++++ DATASET ENTRIES

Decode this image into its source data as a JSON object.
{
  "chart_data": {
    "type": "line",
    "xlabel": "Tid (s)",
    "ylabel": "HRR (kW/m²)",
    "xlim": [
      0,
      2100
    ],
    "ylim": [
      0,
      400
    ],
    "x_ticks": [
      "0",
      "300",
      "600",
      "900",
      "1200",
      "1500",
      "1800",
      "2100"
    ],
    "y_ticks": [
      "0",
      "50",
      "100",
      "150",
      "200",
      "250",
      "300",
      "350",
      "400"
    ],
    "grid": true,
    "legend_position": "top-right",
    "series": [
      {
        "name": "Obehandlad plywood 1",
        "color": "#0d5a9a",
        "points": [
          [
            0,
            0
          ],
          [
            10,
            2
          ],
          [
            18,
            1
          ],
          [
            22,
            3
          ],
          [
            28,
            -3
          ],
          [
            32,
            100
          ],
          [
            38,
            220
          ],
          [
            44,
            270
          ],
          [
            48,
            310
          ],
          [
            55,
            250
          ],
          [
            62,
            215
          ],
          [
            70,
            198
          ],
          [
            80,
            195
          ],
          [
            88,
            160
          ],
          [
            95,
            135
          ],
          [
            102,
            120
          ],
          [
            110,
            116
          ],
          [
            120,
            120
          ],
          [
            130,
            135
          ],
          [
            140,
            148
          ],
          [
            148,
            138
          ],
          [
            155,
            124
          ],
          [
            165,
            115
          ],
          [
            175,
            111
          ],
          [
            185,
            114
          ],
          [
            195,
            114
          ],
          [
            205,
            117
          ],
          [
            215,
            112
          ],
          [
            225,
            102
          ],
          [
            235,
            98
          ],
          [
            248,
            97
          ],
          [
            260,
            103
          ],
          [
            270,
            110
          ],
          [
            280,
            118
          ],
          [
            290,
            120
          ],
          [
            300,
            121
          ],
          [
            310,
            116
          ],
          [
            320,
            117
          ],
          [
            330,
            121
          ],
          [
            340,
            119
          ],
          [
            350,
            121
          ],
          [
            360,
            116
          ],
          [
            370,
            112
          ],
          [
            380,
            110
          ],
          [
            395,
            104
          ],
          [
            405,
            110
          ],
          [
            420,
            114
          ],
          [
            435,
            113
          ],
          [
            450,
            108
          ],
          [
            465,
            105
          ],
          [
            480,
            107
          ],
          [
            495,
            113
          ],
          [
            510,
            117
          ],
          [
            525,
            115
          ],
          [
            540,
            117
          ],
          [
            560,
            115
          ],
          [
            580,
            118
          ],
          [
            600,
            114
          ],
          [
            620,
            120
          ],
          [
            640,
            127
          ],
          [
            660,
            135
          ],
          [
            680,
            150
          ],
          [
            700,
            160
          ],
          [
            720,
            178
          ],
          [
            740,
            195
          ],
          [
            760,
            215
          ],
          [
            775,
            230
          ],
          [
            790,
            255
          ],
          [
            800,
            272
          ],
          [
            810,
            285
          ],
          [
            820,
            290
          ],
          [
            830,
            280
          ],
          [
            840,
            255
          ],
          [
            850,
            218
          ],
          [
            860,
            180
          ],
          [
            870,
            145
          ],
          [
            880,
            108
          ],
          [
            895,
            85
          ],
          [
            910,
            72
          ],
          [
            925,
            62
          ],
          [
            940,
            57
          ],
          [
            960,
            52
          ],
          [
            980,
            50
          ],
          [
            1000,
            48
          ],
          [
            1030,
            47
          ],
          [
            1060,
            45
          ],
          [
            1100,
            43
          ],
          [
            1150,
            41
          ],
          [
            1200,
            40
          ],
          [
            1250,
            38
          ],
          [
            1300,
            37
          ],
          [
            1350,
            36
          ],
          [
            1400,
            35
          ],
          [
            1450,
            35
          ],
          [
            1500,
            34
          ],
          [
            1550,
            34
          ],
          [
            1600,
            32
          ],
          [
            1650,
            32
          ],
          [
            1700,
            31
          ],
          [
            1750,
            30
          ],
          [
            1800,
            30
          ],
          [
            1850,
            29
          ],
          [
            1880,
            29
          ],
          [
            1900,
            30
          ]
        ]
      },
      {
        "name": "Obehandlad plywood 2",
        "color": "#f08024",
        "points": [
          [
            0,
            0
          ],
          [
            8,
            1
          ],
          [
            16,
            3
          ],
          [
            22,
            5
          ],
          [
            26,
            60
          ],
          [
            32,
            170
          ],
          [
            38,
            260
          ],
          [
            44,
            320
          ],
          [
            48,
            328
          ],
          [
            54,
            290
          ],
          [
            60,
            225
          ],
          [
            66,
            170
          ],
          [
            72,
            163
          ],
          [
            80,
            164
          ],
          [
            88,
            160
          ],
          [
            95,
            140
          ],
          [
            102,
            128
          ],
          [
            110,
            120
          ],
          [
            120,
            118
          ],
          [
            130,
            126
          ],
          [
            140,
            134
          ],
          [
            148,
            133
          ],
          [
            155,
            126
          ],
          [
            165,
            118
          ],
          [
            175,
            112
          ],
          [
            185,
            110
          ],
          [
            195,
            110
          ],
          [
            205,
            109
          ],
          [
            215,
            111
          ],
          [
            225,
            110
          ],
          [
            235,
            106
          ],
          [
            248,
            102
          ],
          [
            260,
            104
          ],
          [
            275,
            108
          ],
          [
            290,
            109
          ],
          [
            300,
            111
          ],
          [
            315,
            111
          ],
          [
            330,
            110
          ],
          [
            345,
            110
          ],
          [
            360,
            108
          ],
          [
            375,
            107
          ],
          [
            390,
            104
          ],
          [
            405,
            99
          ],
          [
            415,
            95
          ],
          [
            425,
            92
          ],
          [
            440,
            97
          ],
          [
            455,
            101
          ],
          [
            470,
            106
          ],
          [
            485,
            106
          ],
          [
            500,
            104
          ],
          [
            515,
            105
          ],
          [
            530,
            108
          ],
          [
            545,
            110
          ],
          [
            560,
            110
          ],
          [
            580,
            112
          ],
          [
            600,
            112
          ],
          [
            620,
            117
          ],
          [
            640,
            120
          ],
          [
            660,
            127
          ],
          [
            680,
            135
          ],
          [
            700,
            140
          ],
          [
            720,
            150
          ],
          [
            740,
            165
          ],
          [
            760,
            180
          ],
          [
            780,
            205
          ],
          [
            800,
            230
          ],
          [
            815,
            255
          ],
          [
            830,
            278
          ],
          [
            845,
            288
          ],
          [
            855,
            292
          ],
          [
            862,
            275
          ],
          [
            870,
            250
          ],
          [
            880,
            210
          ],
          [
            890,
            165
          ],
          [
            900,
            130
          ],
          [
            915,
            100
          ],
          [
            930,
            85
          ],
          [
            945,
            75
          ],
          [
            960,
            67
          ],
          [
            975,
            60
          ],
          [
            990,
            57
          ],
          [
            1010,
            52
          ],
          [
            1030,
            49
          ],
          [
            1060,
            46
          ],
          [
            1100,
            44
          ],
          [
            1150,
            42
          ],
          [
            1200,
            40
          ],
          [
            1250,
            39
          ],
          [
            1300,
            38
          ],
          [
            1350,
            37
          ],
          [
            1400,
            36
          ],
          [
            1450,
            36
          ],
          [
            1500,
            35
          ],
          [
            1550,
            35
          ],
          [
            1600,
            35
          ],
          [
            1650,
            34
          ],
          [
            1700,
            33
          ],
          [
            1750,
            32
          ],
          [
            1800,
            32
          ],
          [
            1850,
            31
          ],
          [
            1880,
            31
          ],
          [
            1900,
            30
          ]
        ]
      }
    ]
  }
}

++++++++

■ **AIM**
Each line above must be reproduced exactly as it stands.

■ **WRITTEN RESPONSE**
Decode this image into its source data as a JSON object.
{
  "chart_data": {
    "type": "line",
    "xlabel": "Tid (s)",
    "ylabel": "HRR (kW/m²)",
    "xlim": [
      0,
      2100
    ],
    "ylim": [
      0,
      400
    ],
    "x_ticks": [
      "0",
      "300",
      "600",
      "900",
      "1200",
      "1500",
      "1800",
      "2100"
    ],
    "y_ticks": [
      "0",
      "50",
      "100",
      "150",
      "200",
      "250",
      "300",
      "350",
      "400"
    ],
    "grid": true,
    "legend_position": "top-right",
    "series": [
      {
        "name": "Obehandlad plywood 1",
        "color": "#0d5a9a",
        "points": [
          [
            0,
            0
          ],
          [
            10,
            2
          ],
          [
            18,
            1
          ],
          [
            22,
            3
          ],
          [
            28,
            -3
          ],
          [
            32,
            100
          ],
          [
            38,
            220
          ],
          [
            44,
            270
          ],
          [
            48,
            310
          ],
          [
            55,
            250
          ],
          [
            62,
            215
          ],
          [
            70,
            198
          ],
          [
            80,
            195
          ],
          [
            88,
            160
          ],
          [
            95,
            135
          ],
          [
            102,
            120
          ],
          [
            110,
            116
          ],
          [
            120,
            120
          ],
          [
            130,
            135
          ],
          [
            140,
            148
          ],
          [
            148,
            138
          ],
          [
            155,
            124
          ],
          [
            165,
            115
          ],
          [
            175,
            111
          ],
          [
            185,
            114
          ],
          [
            195,
            114
          ],
          [
            205,
            117
          ],
          [
            215,
            112
          ],
          [
            225,
            102
          ],
          [
            235,
            98
          ],
          [
            248,
            97
          ],
          [
            260,
            103
          ],
          [
            270,
            110
          ],
          [
            280,
            118
          ],
          [
            290,
            120
          ],
          [
            300,
            121
          ],
          [
            310,
            116
          ],
          [
            320,
            117
          ],
          [
            330,
            121
          ],
          [
            340,
            119
          ],
          [
            350,
            121
          ],
          [
            360,
            116
          ],
          [
            370,
            112
          ],
          [
            380,
            110
          ],
          [
            395,
            104
          ],
          [
            405,
            110
          ],
          [
            420,
            114
          ],
          [
            435,
            113
          ],
          [
            450,
            108
          ],
          [
            465,
            105
          ],
          [
            480,
            107
          ],
          [
            495,
            113
          ],
          [
            510,
            117
          ],
          [
            525,
            115
          ],
          [
            540,
            117
          ],
          [
            560,
            115
          ],
          [
            580,
            118
          ],
          [
            600,
            114
          ],
          [
            620,
            120
          ],
          [
            640,
            127
          ],
          [
            660,
            135
          ],
          [
            680,
            150
          ],
          [
            700,
            160
          ],
          [
            720,
            178
          ],
          [
            740,
            195
          ],
          [
            760,
            215
          ],
          [
            775,
            230
          ],
          [
            790,
            255
          ],
          [
            800,
            272
          ],
          [
            810,
            285
          ],
          [
            820,
            290
          ],
          [
            830,
            280
          ],
          [
            840,
            255
          ],
          [
            850,
            218
          ],
          [
            860,
            180
          ],
          [
            870,
            145
          ],
          [
            880,
            108
          ],
          [
            895,
            85
          ],
          [
            910,
            72
          ],
          [
            925,
            62
          ],
          [
            940,
            57
          ],
          [
            960,
            52
          ],
          [
            980,
            50
          ],
          [
            1000,
            48
          ],
          [
            1030,
            47
          ],
          [
            1060,
            45
          ],
          [
            1100,
            43
          ],
          [
            1150,
            41
          ],
          [
            1200,
            40
          ],
          [
            1250,
            38
          ],
          [
            1300,
            37
          ],
          [
            1350,
            36
          ],
          [
            1400,
            35
          ],
          [
            1450,
            35
          ],
          [
            1500,
            34
          ],
          [
            1550,
            34
          ],
          [
            1600,
            32
          ],
          [
            1650,
            32
          ],
          [
            1700,
            31
          ],
          [
            1750,
            30
          ],
          [
            1800,
            30
          ],
          [
            1850,
            29
          ],
          [
            1880,
            29
          ],
          [
            1900,
            30
          ]
        ]
      },
      {
        "name": "Obehandlad plywood 2",
        "color": "#f08024",
        "points": [
          [
            0,
            0
          ],
          [
            8,
            1
          ],
          [
            16,
            3
          ],
          [
            22,
            5
          ],
          [
            26,
            60
          ],
          [
            32,
            170
          ],
          [
            38,
            260
          ],
          [
            44,
            320
          ],
          [
            48,
            328
          ],
          [
            54,
            290
          ],
          [
            60,
            225
          ],
          [
            66,
            170
          ],
          [
            72,
            163
          ],
          [
            80,
            164
          ],
          [
            88,
            160
          ],
          [
            95,
            140
          ],
          [
            102,
            128
          ],
          [
            110,
            120
          ],
          [
            120,
            118
          ],
          [
            130,
            126
          ],
          [
            140,
            134
          ],
          [
            148,
            133
          ],
          [
            155,
            126
          ],
          [
            165,
            118
          ],
          [
            175,
            112
          ],
          [
            185,
            110
          ],
          [
            195,
            110
          ],
          [
            205,
            109
          ],
          [
            215,
            111
          ],
          [
            225,
            110
          ],
          [
            235,
            106
          ],
          [
            248,
            102
          ],
          [
            260,
            104
          ],
          [
            275,
            108
          ],
          [
            290,
            109
          ],
          [
            300,
            111
          ],
          [
            315,
            111
          ],
          [
            330,
            110
          ],
          [
            345,
            110
          ],
          [
            360,
            108
          ],
          [
            375,
            107
          ],
          [
            390,
            104
          ],
          [
            405,
            99
          ],
          [
            415,
            95
          ],
          [
            425,
            92
          ],
          [
            440,
            97
          ],
          [
            455,
            101
          ],
          [
            470,
            106
          ],
          [
            485,
            106
          ],
          [
            500,
            104
          ],
          [
            515,
            105
          ],
          [
            530,
            108
          ],
          [
            545,
            110
          ],
          [
            560,
            110
          ],
          [
            580,
            112
          ],
          [
            600,
            112
          ],
          [
            620,
            117
          ],
          [
            640,
            120
          ],
          [
            660,
            127
          ],
          [
            680,
            135
          ],
          [
            700,
            140
          ],
          [
            720,
            150
          ],
          [
            740,
            165
          ],
          [
            760,
            180
          ],
          [
            780,
            205
          ],
          [
            800,
            230
          ],
          [
            815,
            255
          ],
          [
            830,
            278
          ],
          [
            845,
            288
          ],
          [
            855,
            292
          ],
          [
            862,
            275
          ],
          [
            870,
            250
          ],
          [
            880,
            210
          ],
          [
            890,
            165
          ],
          [
            900,
            130
          ],
          [
            915,
            100
          ],
          [
            930,
            85
          ],
          [
            945,
            75
          ],
          [
            960,
            67
          ],
          [
            975,
            60
          ],
          [
            990,
            57
          ],
          [
            1010,
            52
          ],
          [
            1030,
            49
          ],
          [
            1060,
            46
          ],
          [
            1100,
            44
          ],
          [
            1150,
            42
          ],
          [
            1200,
            40
          ],
          [
            1250,
            39
          ],
          [
            1300,
            38
          ],
          [
            1350,
            37
          ],
          [
            1400,
            36
          ],
          [
            1450,
            36
          ],
          [
            1500,
            35
          ],
          [
            1550,
            35
          ],
          [
            1600,
            35
          ],
          [
            1650,
            34
          ],
          [
            1700,
            33
          ],
          [
            1750,
            32
          ],
          [
            1800,
            32
          ],
          [
            1850,
            31
          ],
          [
            1880,
            31
          ],
          [
            1900,
            30
          ]
        ]
      }
    ]
  }
}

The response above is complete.